• KUTIPAN DOKUMEN:
▼

RUMAH BAGI PENDERITA GANGGUAN KEJIWAAN

72 6 0
                                    

Rumah adalah sumber kepastian. Suatu titik yang membuat kita merasa agak aman dan sedikit menikmati kestabilan masa depan. Inilah alasan kenapa, bagi para penderita gangguan kejiwaan, memiliki sebuah rumah yang layak adalah titik terpenting dalam hidup.

Tidak hanya bagi penderita gangguan kejiwaan yang hidupnya tak pernah merasa pasti sehingga menganggap rumah sebagai salah satu dari sumber kepastian. Orang-orang normal dan pada umumnya pun, menganggap rumah adalah pencapaian paling penting dalam hidup mereka.

Bagi kita semua, rumah adalah titik awal dari memastikan kestabilan dan keamanan hidup kita di kemudian hari. Tempat berlindung dari guncang ketidakpastian hidup. Dari naik turunnya ekonomi. Dari masalah-masalah yang datang dan pergi. Atau bahkan dari masalah percintaan (keluarga) yang bermasalah.

Memiliki sebuah rumah sama dengan mendapatkan kepastian hidup. Tempat untuk mengamankan diri. Juga, sumber dari kepercayaan diri dan benteng kokoh yang membuat kita bertahan dari kejamnya pandangan masyarakat dan olok-olokan orang-orang sekitar.

▲

• ENTRI DATA:

▼

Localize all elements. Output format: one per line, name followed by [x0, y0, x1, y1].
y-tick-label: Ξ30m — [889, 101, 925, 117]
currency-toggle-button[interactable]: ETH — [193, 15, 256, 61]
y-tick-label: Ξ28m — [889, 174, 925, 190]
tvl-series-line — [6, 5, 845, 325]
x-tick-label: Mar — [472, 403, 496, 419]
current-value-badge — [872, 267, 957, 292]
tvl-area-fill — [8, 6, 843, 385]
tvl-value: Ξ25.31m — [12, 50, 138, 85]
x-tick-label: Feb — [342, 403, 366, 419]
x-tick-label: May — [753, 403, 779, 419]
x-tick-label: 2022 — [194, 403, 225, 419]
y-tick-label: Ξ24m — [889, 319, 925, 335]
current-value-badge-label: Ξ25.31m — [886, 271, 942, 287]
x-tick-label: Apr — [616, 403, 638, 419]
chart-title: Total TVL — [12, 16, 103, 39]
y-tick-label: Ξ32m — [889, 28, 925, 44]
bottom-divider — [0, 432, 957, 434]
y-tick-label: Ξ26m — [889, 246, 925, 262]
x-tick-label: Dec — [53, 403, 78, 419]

▲

• DAFTAR TUGAS:
A. Tolong sebutkan semua hal yang, menurut paragraf kutipan dokumen yang diawali "Bagi kita semua, rumah adalah titik awal", menjadi sesuatu yang darinya rumah memberi tempat berlindung.
B. Menurut kutipan dokumen, apa yang dianggap orang-orang normal sebagai pencapaian paling penting dalam hidup mereka?
Data tersebut tidak ada hubungannya dengan kutipan dokumen.

• SOAL TERJAWAB:
A. Guncang ketidakpastian hidup; naik turunnya ekonomi; masalah-masalah yang datang dan pergi; masalah percintaan (keluarga) yang bermasalah.

B. Rumah.